> [Set task]
Return everything from the line containing "y-tick-label: -6 [49,331,63,347]" down to the line containing "data-point [288,253,296,261]", both included, as they appear in the data.

╭─ Data provided

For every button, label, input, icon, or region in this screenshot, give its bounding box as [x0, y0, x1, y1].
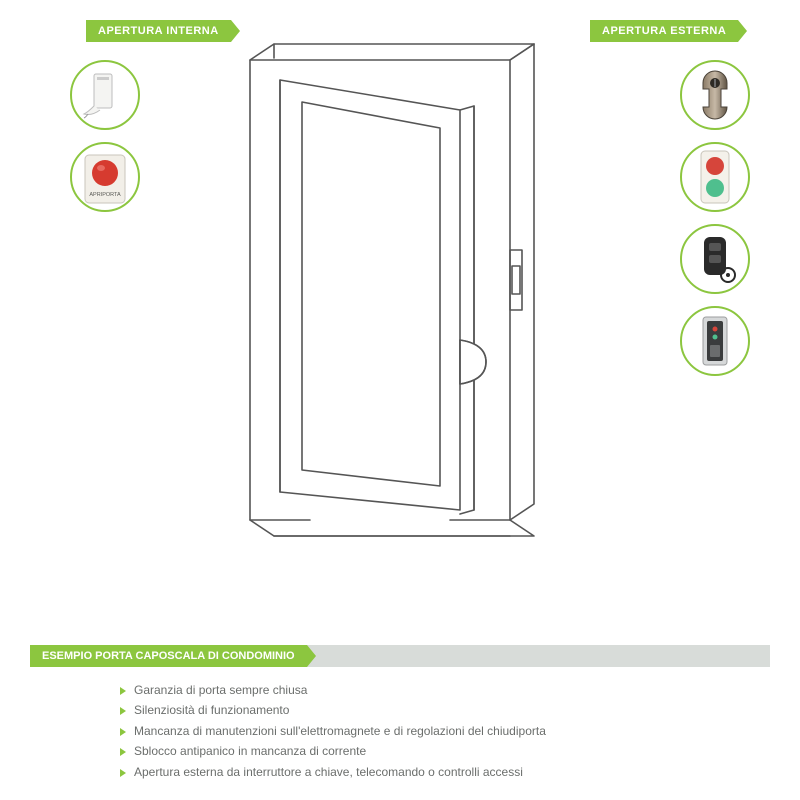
tag-apertura-esterna: APERTURA ESTERNA [590, 20, 738, 42]
device-key-cylinder [680, 60, 750, 130]
tag-label: APERTURA INTERNA [98, 25, 219, 37]
door-svg [210, 40, 570, 560]
feature-item: Garanzia di porta sempre chiusa [120, 680, 546, 700]
cylinder-icon [690, 67, 740, 123]
feature-text: Garanzia di porta sempre chiusa [134, 683, 307, 697]
section-bar: ESEMPIO PORTA CAPOSCALA DI CONDOMINIO [30, 645, 770, 667]
feature-text: Apertura esterna da interruttore a chiav… [134, 765, 523, 779]
intercom-icon [78, 68, 132, 122]
feature-item: Apertura esterna da interruttore a chiav… [120, 762, 546, 782]
device-access-reader [680, 306, 750, 376]
device-intercom [70, 60, 140, 130]
device-apriporta-button: APRIPORTA [70, 142, 140, 212]
feature-item: Sblocco antipanico in mancanza di corren… [120, 741, 546, 761]
push-button-icon: APRIPORTA [75, 147, 135, 207]
feature-item: Mancanza di manutenzioni sull'elettromag… [120, 721, 546, 741]
tag-label: APERTURA ESTERNA [602, 25, 726, 37]
reader-icon [695, 311, 735, 371]
infographic: APERTURA INTERNA APERTURA ESTERNA APRIPO… [0, 0, 800, 800]
tag-apertura-interna: APERTURA INTERNA [86, 20, 231, 42]
apriporta-label: APRIPORTA [89, 192, 121, 198]
remote-icon [692, 231, 738, 287]
feature-item: Silenziosità di funzionamento [120, 700, 546, 720]
device-remote [680, 224, 750, 294]
feature-text: Silenziosità di funzionamento [134, 703, 289, 717]
feature-list: Garanzia di porta sempre chiusa Silenzio… [120, 680, 546, 782]
device-traffic-light [680, 142, 750, 212]
section-title: ESEMPIO PORTA CAPOSCALA DI CONDOMINIO [42, 650, 295, 662]
feature-text: Mancanza di manutenzioni sull'elettromag… [134, 724, 546, 738]
feature-text: Sblocco antipanico in mancanza di corren… [134, 744, 366, 758]
section-title-tag: ESEMPIO PORTA CAPOSCALA DI CONDOMINIO [30, 645, 307, 667]
indicator-icon [695, 147, 735, 207]
door-diagram [210, 40, 570, 560]
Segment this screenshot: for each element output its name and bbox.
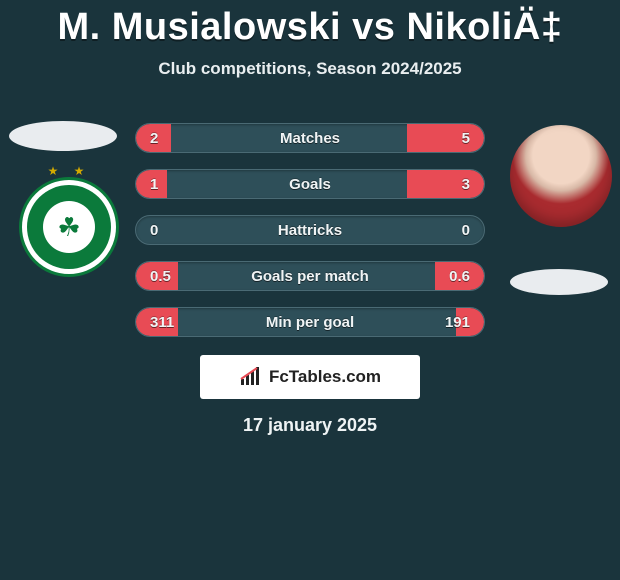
branding-badge: FcTables.com — [200, 355, 420, 399]
left-avatar-placeholder — [9, 121, 117, 151]
metric-label: Min per goal — [136, 308, 484, 337]
stat-row: 0Hattricks0 — [135, 215, 485, 245]
stat-row: 0.5Goals per match0.6 — [135, 261, 485, 291]
metric-label: Goals — [136, 170, 484, 199]
branding-text: FcTables.com — [269, 367, 381, 387]
stat-row: 1Goals3 — [135, 169, 485, 199]
right-value: 5 — [462, 124, 470, 153]
shamrock-icon: ☘ — [43, 201, 95, 253]
stats-rows: 2Matches5 1Goals3 0Hattricks0 0.5Goals per … — [135, 123, 485, 353]
crest-stars-icon: ★ ★ — [22, 164, 116, 178]
bar-chart-icon — [239, 367, 263, 387]
right-value: 3 — [462, 170, 470, 199]
comparison-title: M. Musialowski vs NikoliÄ‡ — [0, 0, 620, 49]
right-value: 191 — [445, 308, 470, 337]
stat-row: 311Min per goal191 — [135, 307, 485, 337]
right-value: 0 — [462, 216, 470, 245]
metric-label: Hattricks — [136, 216, 484, 245]
left-club-crest: ★ ★ ☘ — [19, 177, 119, 277]
right-club-placeholder — [510, 269, 608, 295]
snapshot-date: 17 january 2025 — [0, 415, 620, 436]
metric-label: Matches — [136, 124, 484, 153]
right-player-photo — [510, 125, 612, 227]
metric-label: Goals per match — [136, 262, 484, 291]
stat-row: 2Matches5 — [135, 123, 485, 153]
right-value: 0.6 — [449, 262, 470, 291]
comparison-subtitle: Club competitions, Season 2024/2025 — [0, 59, 620, 79]
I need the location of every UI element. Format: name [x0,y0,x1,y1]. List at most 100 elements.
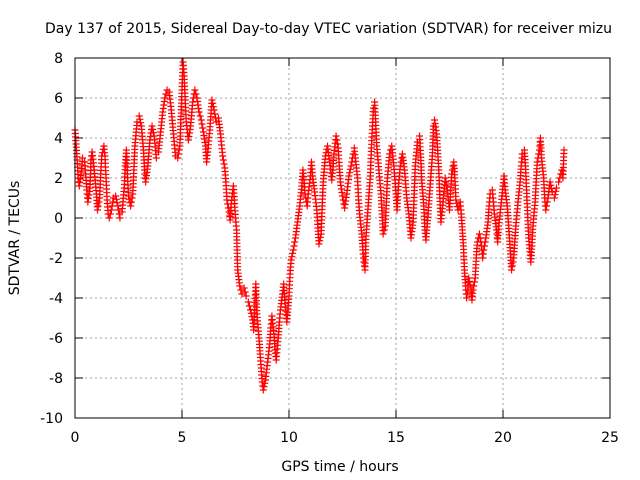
y-tick-label: -6 [49,331,63,347]
data-point [261,379,269,387]
data-point [442,178,450,186]
data-point [543,202,551,210]
x-tick-label: 5 [178,430,187,446]
data-point [125,192,132,200]
data-point [126,199,134,207]
data-point [443,182,451,190]
data-point [550,194,558,202]
data-point [149,125,157,133]
data-point [199,124,207,132]
data-point [441,174,449,182]
data-point [508,262,516,270]
data-point [346,165,354,173]
data-point [543,198,551,206]
data-point [242,292,250,300]
data-point [546,178,554,186]
data-point [195,108,203,116]
data-point [316,233,324,241]
data-point [220,160,228,168]
y-tick-label: -4 [49,291,63,307]
data-point [95,198,103,206]
data-point [128,194,136,202]
data-point [107,206,115,214]
data-point [481,238,489,246]
data-point [198,120,206,128]
data-point [316,237,324,245]
data-point [288,253,296,261]
y-tick-label: -8 [49,371,63,387]
data-point [533,158,541,166]
data-point [106,210,114,218]
data-point [241,288,249,296]
data-point [192,90,200,98]
data-point [475,230,483,238]
data-point [315,240,323,248]
chart-title: Day 137 of 2015, Sidereal Day-to-day VTE… [45,21,612,37]
data-point [469,286,477,294]
data-point [112,192,120,200]
data-point [240,284,248,292]
y-tick-label: -2 [49,251,63,267]
data-points [71,58,568,394]
data-point [219,152,227,160]
data-point [547,181,555,189]
data-point [465,277,473,285]
y-tick-label: 8 [54,51,63,67]
data-point [289,246,297,254]
data-point [149,129,157,137]
data-point [380,226,388,234]
data-point [339,192,346,200]
data-point [542,206,550,214]
data-point [379,230,387,238]
data-point [334,140,342,148]
data-point [191,86,199,94]
data-point [332,132,340,140]
data-point [236,282,244,290]
data-point [175,146,183,154]
data-point [127,202,135,210]
data-point [551,191,559,199]
data-point [196,112,204,120]
data-point [465,274,473,282]
x-axis-ticks: 0 5 10 15 20 25 [71,58,619,446]
y-tick-label: -10 [40,411,63,427]
data-point [209,99,217,107]
data-point [112,195,120,203]
data-point [287,256,295,264]
x-axis-label: GPS time / hours [281,459,398,475]
data-point [345,172,353,180]
x-tick-label: 0 [71,430,80,446]
data-point [209,103,217,111]
data-point [480,246,488,254]
data-point [259,386,267,394]
data-point [509,258,517,266]
data-point [115,206,123,214]
y-axis-label: SDTVAR / TECUs [7,181,23,296]
data-point [152,154,160,162]
data-point [219,156,227,164]
data-point [508,266,516,274]
data-point [552,187,560,195]
data-point [113,199,121,207]
data-point [105,214,113,222]
data-point [174,154,182,162]
data-point [211,110,219,118]
data-point [452,196,460,204]
data-point [208,96,216,104]
data-point [560,146,568,154]
data-point [291,238,299,246]
data-point [197,116,205,124]
data-point [548,185,556,193]
data-point [94,202,102,210]
data-point [210,106,218,114]
data-point [114,202,122,210]
data-point [470,278,478,286]
data-point [260,383,268,391]
data-point [470,282,478,290]
y-tick-label: 0 [54,211,63,227]
data-point [553,184,560,192]
y-tick-label: 6 [54,91,63,107]
data-point [116,214,124,222]
y-tick-label: 4 [54,131,63,147]
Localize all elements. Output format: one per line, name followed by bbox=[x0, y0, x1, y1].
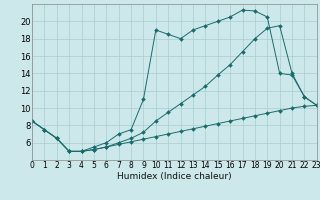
X-axis label: Humidex (Indice chaleur): Humidex (Indice chaleur) bbox=[117, 172, 232, 181]
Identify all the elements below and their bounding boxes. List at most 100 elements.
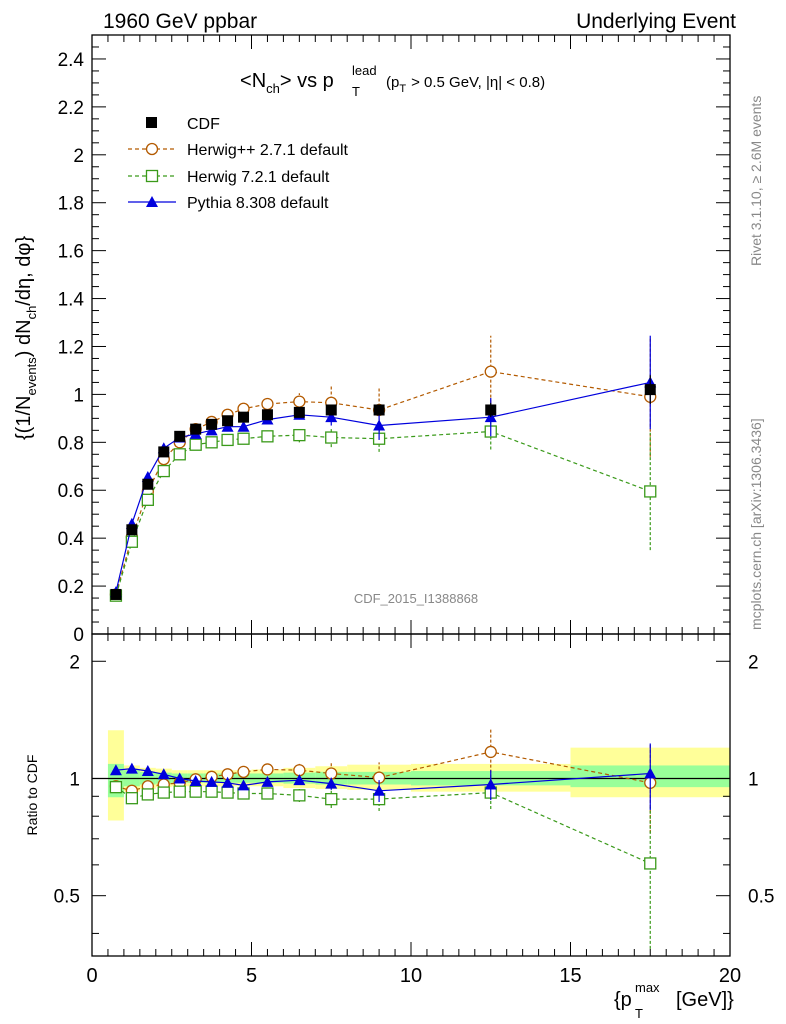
xlabel-T: T [635, 1006, 643, 1021]
main-y-tick-label: 1.6 [58, 242, 84, 263]
main-herwig7-point [261, 430, 274, 443]
x-tick-label: 10 [400, 965, 422, 987]
ratio-herwig7-point [221, 786, 234, 799]
main-pythia-point [237, 420, 250, 432]
ratio-herwig7-point [293, 789, 306, 802]
main-cdf-point [293, 406, 305, 418]
main-y-tick-label: 1.8 [58, 194, 84, 215]
legend-marker-herwig7 [145, 169, 159, 183]
ratio-pythia-point [325, 777, 338, 789]
main-herwigpp-point [293, 395, 306, 408]
main-ylabel: {(1/Nevents) dNch/dη, dφ} [13, 236, 39, 440]
ratio-herwigpp-point [325, 767, 338, 780]
title-cut-p: (p [386, 74, 399, 91]
ratio-pythia-point [141, 765, 154, 777]
main-series-cdf [110, 375, 656, 600]
ratio-herwigpp-point [293, 764, 306, 777]
legend-marker-herwigpp [145, 142, 159, 156]
ratio-pythia-point [644, 767, 657, 779]
title-lt: < [240, 70, 252, 92]
main-cdf-point [222, 415, 234, 427]
main-y-tick-label: 1.2 [58, 337, 84, 358]
ratio-y-tick-label-right: 1 [748, 769, 759, 790]
main-cdf-point [373, 404, 385, 416]
ratio-pythia-point [173, 772, 186, 784]
main-series-pythia [109, 335, 657, 598]
legend: CDF Herwig++ 2.7.1 default Herwig 7.2.1 … [128, 116, 349, 212]
ratio-pythia-point [109, 764, 122, 776]
ratio-herwigpp-point [237, 765, 250, 778]
main-herwig7-point [237, 432, 250, 445]
ratio-pythia-point [261, 775, 274, 787]
xlabel-unit: [GeV]} [676, 989, 734, 1011]
legend-item-herwig7: Herwig 7.2.1 default [128, 169, 330, 186]
ratio-y-tick-label-left: 1 [69, 769, 80, 790]
ratio-herwigpp-point [484, 745, 497, 759]
main-series-herwigpp [109, 335, 657, 601]
x-tick-label: 5 [246, 965, 257, 987]
x-tick-label: 15 [559, 965, 581, 987]
ratio-series-herwig7 [109, 777, 657, 949]
rivet-label: Rivet 3.1.10, ≥ 2.6M events [748, 96, 764, 266]
main-y-tick-label: 2.2 [58, 98, 84, 119]
ratio-ylabel: Ratio to CDF [24, 755, 40, 836]
legend-marker-cdf [146, 117, 157, 128]
ratio-herwig7-point [173, 785, 186, 798]
x-tick-label: 0 [86, 965, 97, 987]
title-T: T [352, 84, 360, 99]
main-y-tick-label: 0.6 [58, 481, 84, 502]
ratio-pythia-point [125, 762, 138, 774]
ratio-herwig7-point [125, 792, 139, 805]
ratio-pythia-point [484, 778, 497, 790]
ratio-pythia-point [237, 779, 250, 791]
main-y-tick-label: 2.4 [58, 50, 85, 71]
main-y-tick-label: 0.8 [58, 433, 84, 454]
ratio-herwig7-point [325, 792, 338, 806]
ratio-y-tick-label-left: 2 [69, 652, 80, 673]
main-cdf-point [174, 430, 186, 442]
main-y-tick-label: 1.4 [58, 290, 85, 311]
main-herwig7-point [293, 428, 306, 442]
main-herwig7-point [157, 464, 170, 478]
legend-item-herwigpp: Herwig++ 2.7.1 default [128, 142, 349, 159]
ratio-pythia-point [221, 776, 234, 788]
xlabel-a: {p [614, 989, 632, 1011]
ratio-series-pythia [109, 743, 657, 810]
main-herwig7-point [189, 438, 202, 451]
main-y-tick-label: 1 [73, 385, 84, 406]
legend-label-cdf: CDF [187, 116, 220, 133]
legend-label-pythia: Pythia 8.308 default [187, 195, 329, 212]
title-cut-rest: > 0.5 GeV, |η| < 0.8) [411, 74, 545, 91]
main-series-herwig7 [109, 413, 657, 602]
legend-item-cdf: CDF [146, 116, 220, 133]
main-herwig7-point [644, 485, 657, 498]
title-vs: vs p [297, 70, 334, 92]
main-herwig7-line [115, 430, 651, 596]
title-ch: ch [266, 81, 280, 96]
legend-label-herwig7: Herwig 7.2.1 default [187, 169, 330, 186]
main-cdf-point [158, 446, 170, 458]
ylabel-d: ch [24, 306, 39, 320]
main-herwigpp-point [484, 365, 497, 378]
title-lead: lead [352, 63, 377, 78]
ylabel-b: events [24, 357, 39, 396]
ratio-panel: 0 5 10 15 20 0.5 0.5 1 1 2 2 [54, 633, 774, 987]
header-right: Underlying Event [576, 10, 736, 33]
title-gt: > [280, 70, 297, 92]
main-herwigpp-point [261, 397, 274, 411]
main-herwig7-point [125, 535, 139, 548]
xlabel-max: max [635, 980, 660, 995]
title-n: N [252, 70, 266, 92]
main-pythia-point [325, 411, 338, 423]
ratio-pythia-point [189, 775, 202, 787]
main-herwig7-point [205, 436, 218, 449]
main-cdf-point [110, 588, 122, 600]
ratio-pythia-point [205, 775, 218, 787]
main-cdf-point [238, 411, 250, 423]
main-cdf-point [126, 524, 138, 536]
x-axis-label: {p [614, 989, 632, 1011]
legend-marker-pythia [146, 196, 158, 207]
main-herwig7-point [325, 431, 338, 444]
main-y-tick-label: 2 [73, 146, 84, 167]
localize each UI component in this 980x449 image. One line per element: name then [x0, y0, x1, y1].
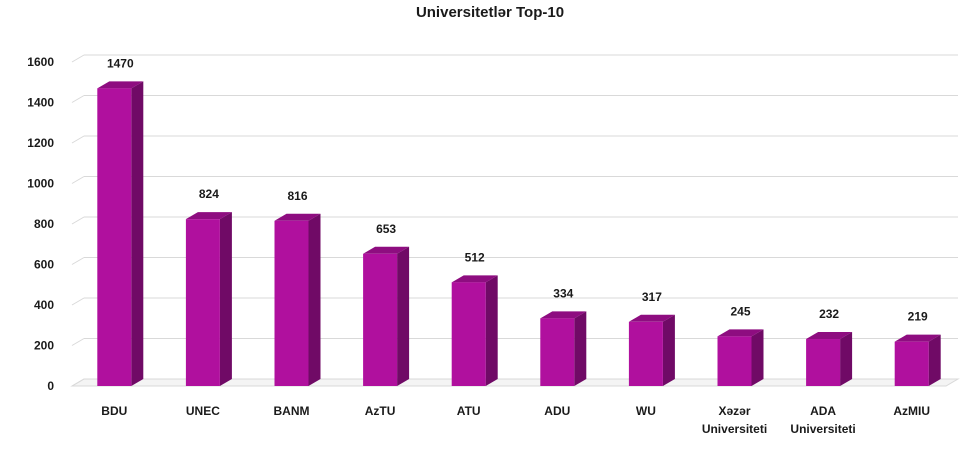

╰─

> [Response to the exercise]
y-tick-label: -6 [49,331,63,347]
data-point [261,379,269,387]
data-point [442,178,450,186]
data-point [543,202,551,210]
x-tick-label: 5 [178,430,187,446]
data-point [125,192,132,200]
data-point [126,199,134,207]
data-point [443,182,451,190]
data-point [550,194,558,202]
data-point [149,125,157,133]
data-point [199,124,207,132]
data-point [441,174,449,182]
data-point [508,262,516,270]
data-point [346,165,354,173]
data-point [543,198,551,206]
data-point [242,292,250,300]
data-point [546,178,554,186]
data-point [195,108,203,116]
data-point [316,233,324,241]
data-point [220,160,228,168]
y-tick-label: -4 [49,291,63,307]
data-point [95,198,103,206]
data-point [128,194,136,202]
data-point [107,206,115,214]
data-point [481,238,489,246]
data-point [198,120,206,128]
data-point [316,237,324,245]
data-point [288,253,296,261]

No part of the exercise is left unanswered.